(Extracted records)
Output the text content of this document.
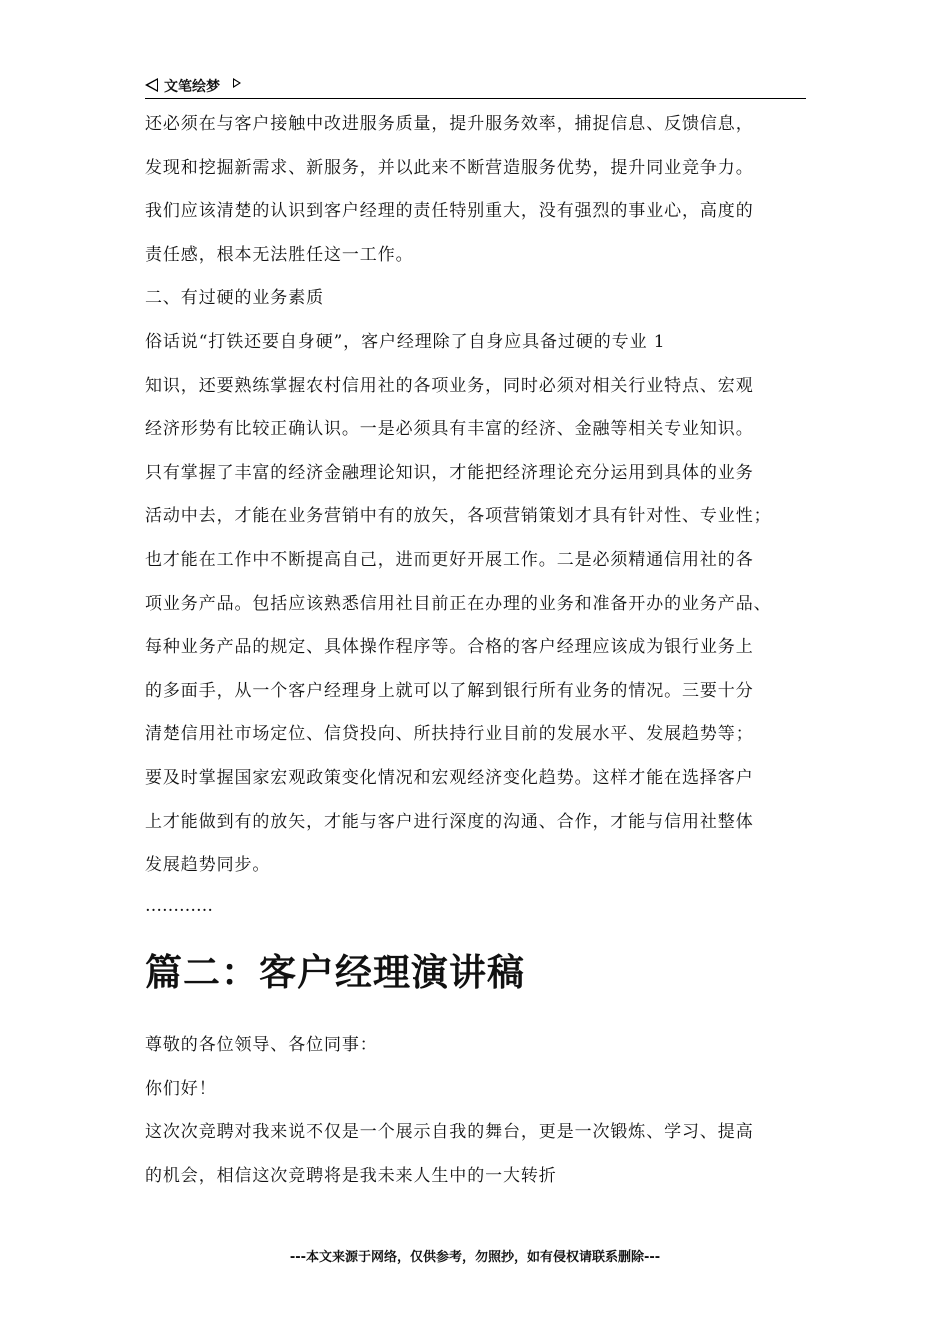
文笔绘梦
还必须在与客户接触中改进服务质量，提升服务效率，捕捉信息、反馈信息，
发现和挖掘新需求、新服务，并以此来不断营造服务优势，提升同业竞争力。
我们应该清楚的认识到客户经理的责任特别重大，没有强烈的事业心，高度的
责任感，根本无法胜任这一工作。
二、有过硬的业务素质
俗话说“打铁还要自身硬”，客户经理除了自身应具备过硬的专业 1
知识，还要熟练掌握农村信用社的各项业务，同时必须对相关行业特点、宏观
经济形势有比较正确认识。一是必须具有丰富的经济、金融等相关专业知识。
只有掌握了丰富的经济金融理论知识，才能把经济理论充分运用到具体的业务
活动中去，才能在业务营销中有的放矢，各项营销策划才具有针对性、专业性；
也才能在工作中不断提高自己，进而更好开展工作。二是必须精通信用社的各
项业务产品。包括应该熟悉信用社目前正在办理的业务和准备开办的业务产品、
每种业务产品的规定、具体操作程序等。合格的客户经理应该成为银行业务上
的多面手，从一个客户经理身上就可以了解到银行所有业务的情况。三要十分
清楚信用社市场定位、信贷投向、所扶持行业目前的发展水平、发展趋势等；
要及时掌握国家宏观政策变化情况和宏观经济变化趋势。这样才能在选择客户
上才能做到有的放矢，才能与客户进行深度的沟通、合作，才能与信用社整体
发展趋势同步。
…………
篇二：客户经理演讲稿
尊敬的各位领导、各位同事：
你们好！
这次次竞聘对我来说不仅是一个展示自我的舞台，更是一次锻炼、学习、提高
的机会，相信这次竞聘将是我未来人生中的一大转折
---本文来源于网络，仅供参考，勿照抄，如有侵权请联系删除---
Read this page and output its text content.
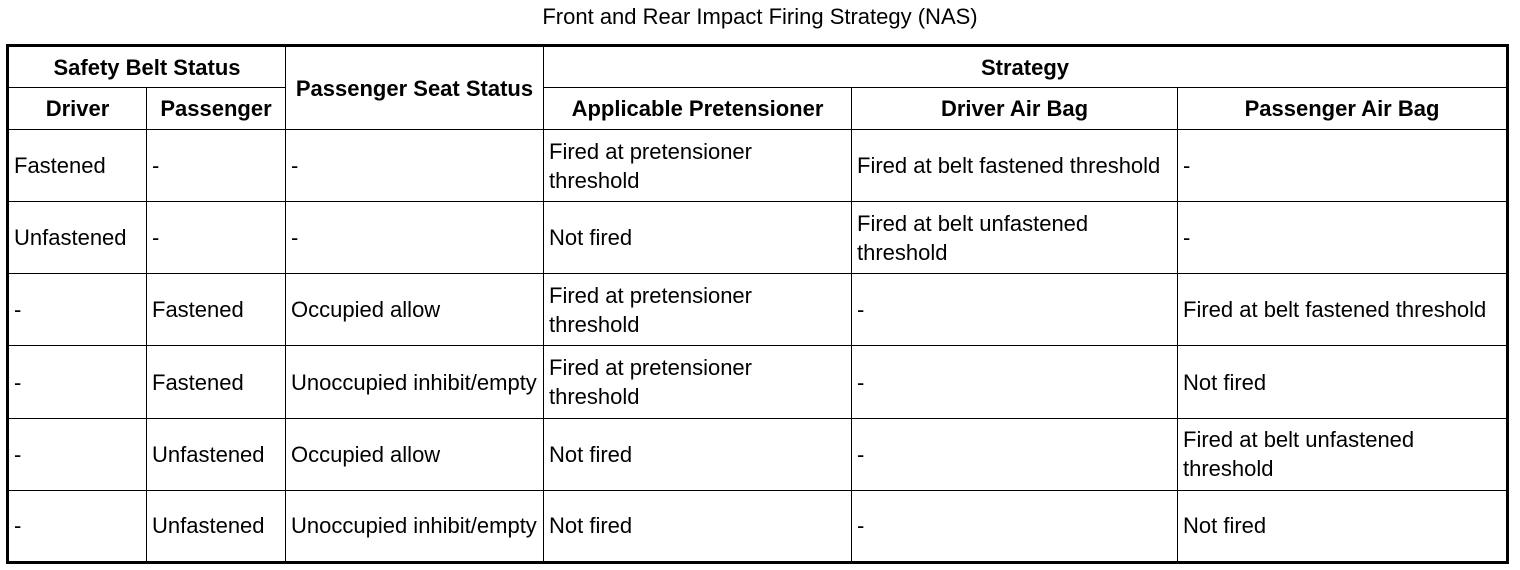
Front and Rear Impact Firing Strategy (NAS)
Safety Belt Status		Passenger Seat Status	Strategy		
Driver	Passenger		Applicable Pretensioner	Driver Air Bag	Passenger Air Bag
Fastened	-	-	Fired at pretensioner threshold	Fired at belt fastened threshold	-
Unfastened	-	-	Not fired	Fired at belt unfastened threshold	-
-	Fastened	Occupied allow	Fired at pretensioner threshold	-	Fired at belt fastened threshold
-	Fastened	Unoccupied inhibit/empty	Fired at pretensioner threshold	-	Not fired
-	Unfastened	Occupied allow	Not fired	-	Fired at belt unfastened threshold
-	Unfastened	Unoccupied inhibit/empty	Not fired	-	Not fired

● INSTRUCTION
Lines from the one that contains "Read this page and output its text content." through the last line of the data above are to be extracted exactly, with no pictures and no other lines.

● EXERCISE RESULT
Read this page and output its text content.
Front and Rear Impact Firing Strategy (NAS)
Safety Belt Status		Passenger Seat Status	Strategy		
Driver	Passenger		Applicable Pretensioner	Driver Air Bag	Passenger Air Bag
Fastened	-	-	Fired at pretensioner threshold	Fired at belt fastened threshold	-
Unfastened	-	-	Not fired	Fired at belt unfastened threshold	-
-	Fastened	Occupied allow	Fired at pretensioner threshold	-	Fired at belt fastened threshold
-	Fastened	Unoccupied inhibit/empty	Fired at pretensioner threshold	-	Not fired
-	Unfastened	Occupied allow	Not fired	-	Fired at belt unfastened threshold
-	Unfastened	Unoccupied inhibit/empty	Not fired	-	Not fired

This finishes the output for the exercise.